[start Task data]
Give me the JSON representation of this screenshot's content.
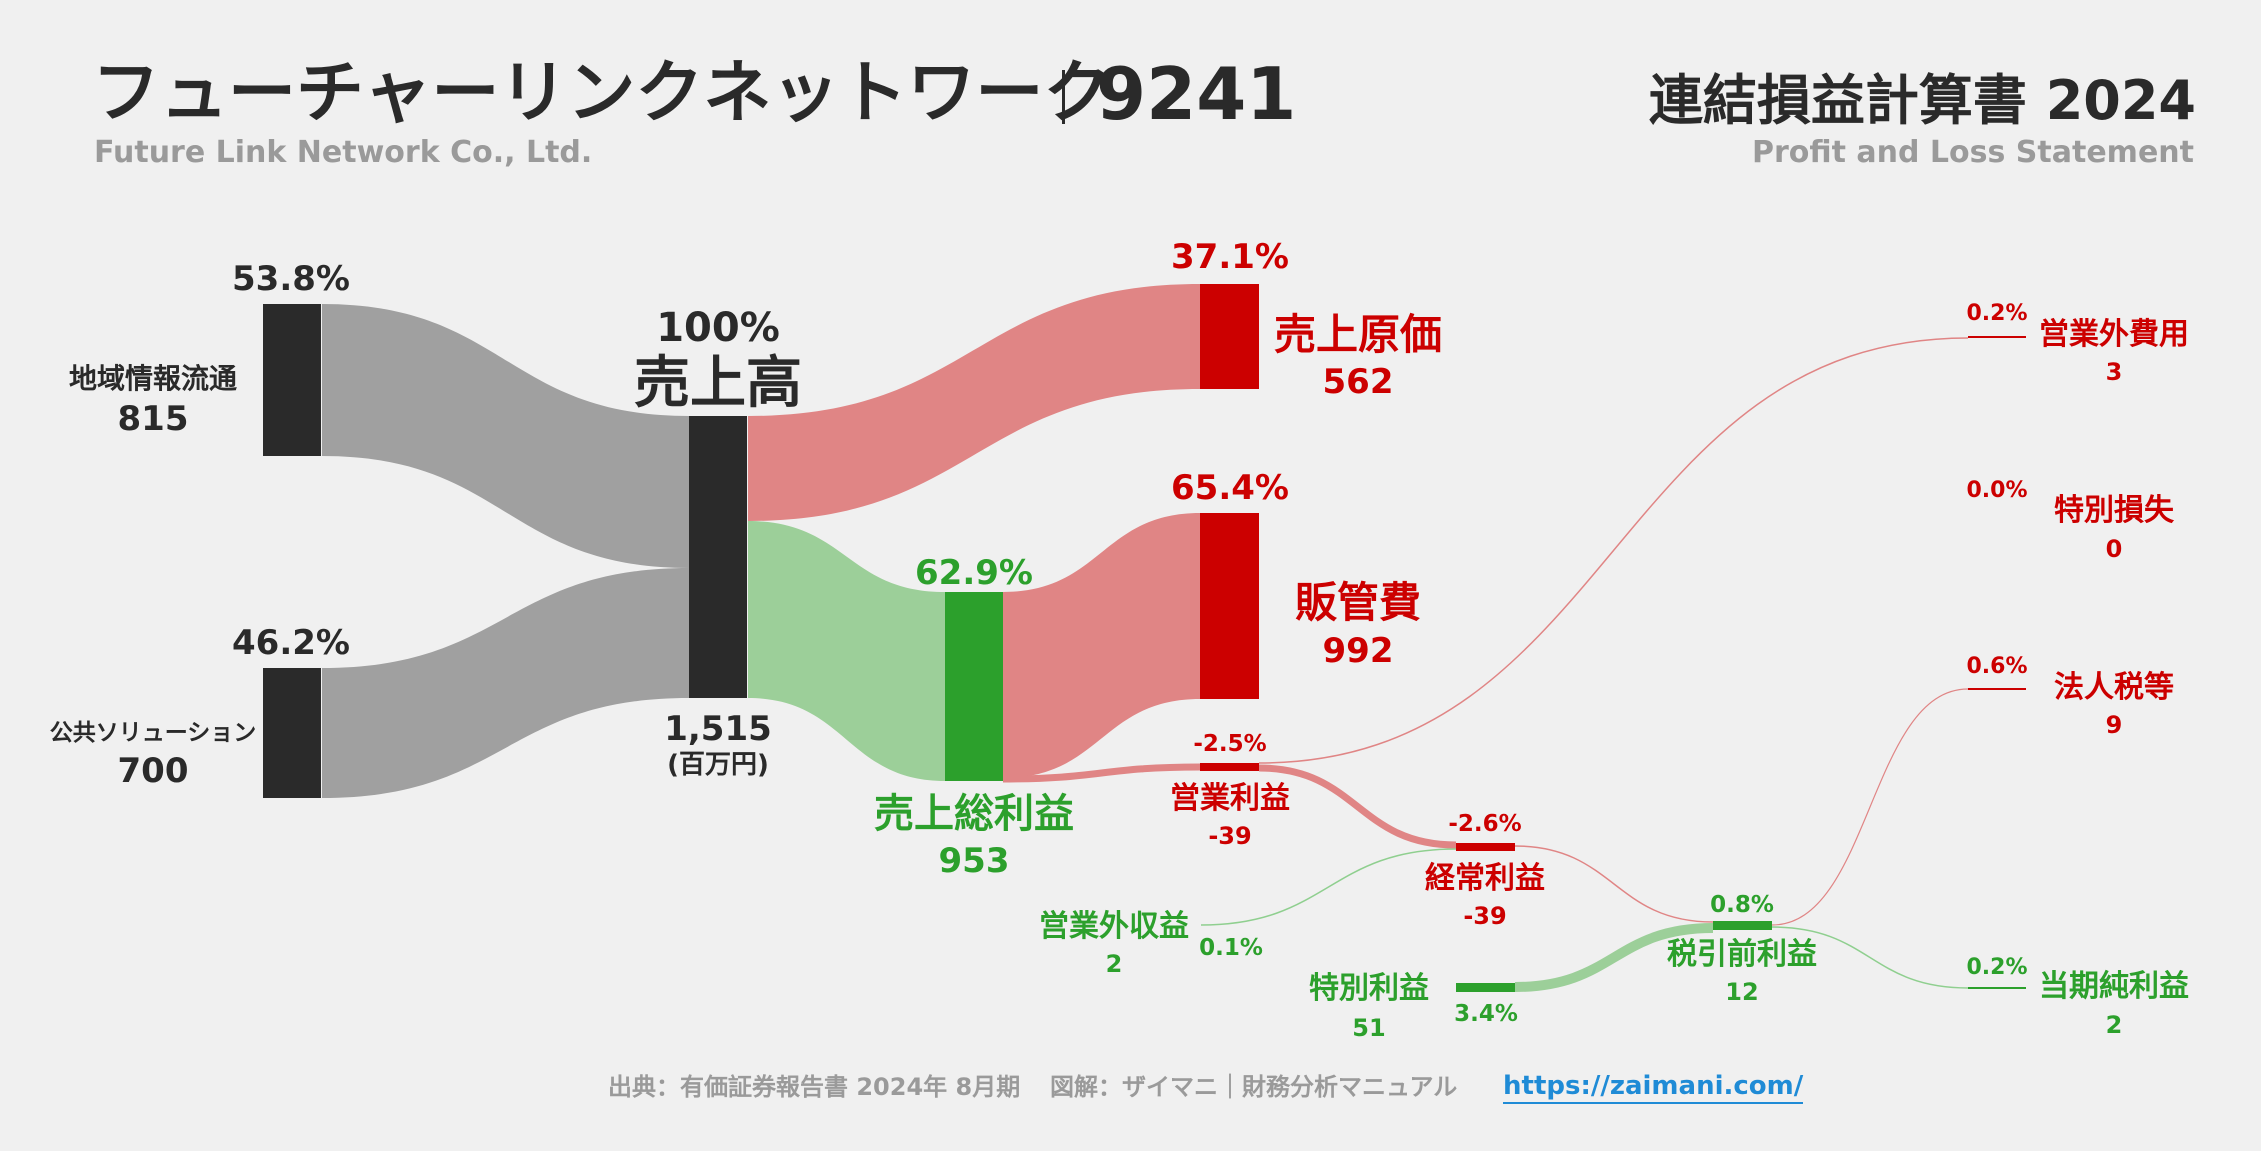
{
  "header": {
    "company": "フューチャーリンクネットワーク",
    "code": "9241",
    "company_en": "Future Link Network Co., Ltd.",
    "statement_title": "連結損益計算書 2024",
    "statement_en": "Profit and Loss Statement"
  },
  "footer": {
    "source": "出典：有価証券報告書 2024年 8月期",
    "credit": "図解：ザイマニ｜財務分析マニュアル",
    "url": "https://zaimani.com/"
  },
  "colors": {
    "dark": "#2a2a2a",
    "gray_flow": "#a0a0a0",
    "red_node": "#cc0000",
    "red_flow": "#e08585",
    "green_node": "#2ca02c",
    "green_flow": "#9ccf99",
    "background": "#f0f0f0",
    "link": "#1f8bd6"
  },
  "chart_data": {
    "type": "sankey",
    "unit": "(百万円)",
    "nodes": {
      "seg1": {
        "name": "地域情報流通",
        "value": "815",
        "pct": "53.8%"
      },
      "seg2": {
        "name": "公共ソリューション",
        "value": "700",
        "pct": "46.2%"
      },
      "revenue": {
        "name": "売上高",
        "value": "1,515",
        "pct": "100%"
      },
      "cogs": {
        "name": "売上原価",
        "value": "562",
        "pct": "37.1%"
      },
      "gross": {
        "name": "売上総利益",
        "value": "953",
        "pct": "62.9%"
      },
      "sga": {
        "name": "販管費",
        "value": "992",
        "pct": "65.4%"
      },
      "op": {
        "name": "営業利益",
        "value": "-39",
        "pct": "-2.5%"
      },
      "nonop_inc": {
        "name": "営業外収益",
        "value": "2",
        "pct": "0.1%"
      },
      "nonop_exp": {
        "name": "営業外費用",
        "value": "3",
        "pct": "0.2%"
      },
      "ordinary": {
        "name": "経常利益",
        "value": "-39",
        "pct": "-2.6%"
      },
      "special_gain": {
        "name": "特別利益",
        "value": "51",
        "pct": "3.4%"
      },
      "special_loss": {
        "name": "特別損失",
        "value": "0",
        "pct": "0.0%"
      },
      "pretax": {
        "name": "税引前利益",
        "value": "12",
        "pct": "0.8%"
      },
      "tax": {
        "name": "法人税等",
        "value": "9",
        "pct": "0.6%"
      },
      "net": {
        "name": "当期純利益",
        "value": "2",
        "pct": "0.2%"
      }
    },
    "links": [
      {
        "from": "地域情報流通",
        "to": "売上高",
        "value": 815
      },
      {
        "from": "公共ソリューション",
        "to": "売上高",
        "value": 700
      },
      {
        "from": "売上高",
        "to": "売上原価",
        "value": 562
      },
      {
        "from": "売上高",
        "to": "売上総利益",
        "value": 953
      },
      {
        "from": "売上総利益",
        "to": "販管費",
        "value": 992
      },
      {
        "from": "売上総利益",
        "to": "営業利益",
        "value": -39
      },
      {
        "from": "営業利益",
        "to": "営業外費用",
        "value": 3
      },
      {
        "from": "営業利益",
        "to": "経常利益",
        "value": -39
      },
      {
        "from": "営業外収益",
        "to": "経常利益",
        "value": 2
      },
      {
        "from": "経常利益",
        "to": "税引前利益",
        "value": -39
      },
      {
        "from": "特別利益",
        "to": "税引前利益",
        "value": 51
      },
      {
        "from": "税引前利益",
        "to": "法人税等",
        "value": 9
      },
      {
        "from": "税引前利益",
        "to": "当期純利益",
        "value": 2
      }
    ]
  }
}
[end Task data]
[start Task data]
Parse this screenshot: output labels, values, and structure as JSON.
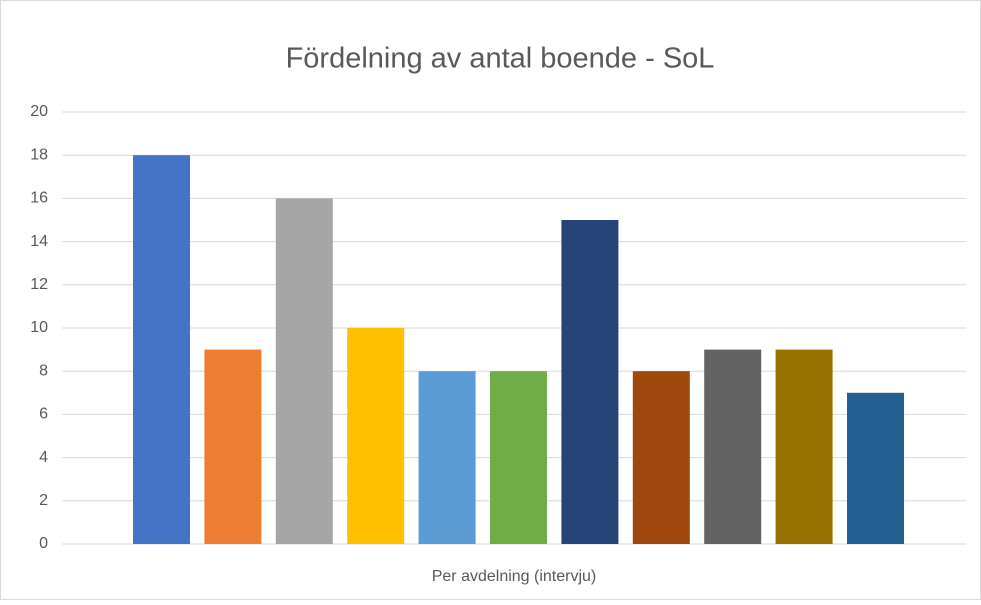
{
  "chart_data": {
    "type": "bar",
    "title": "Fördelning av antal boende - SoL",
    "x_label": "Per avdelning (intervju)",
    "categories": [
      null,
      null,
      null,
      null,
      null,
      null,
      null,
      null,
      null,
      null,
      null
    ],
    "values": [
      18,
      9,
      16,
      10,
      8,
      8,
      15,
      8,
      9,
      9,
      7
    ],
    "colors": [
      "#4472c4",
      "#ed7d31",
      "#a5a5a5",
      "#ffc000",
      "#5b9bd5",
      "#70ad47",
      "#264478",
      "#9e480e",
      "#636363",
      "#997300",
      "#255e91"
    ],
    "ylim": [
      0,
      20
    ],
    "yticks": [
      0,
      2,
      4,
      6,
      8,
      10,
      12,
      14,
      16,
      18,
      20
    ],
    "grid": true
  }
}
[end Task data]
• _Task statement_: Filter the records for lines holding the string "values". Copy each one.

• _Expected output_:
Parse this screenshot: output labels, values, and structure as JSON.
    "values": [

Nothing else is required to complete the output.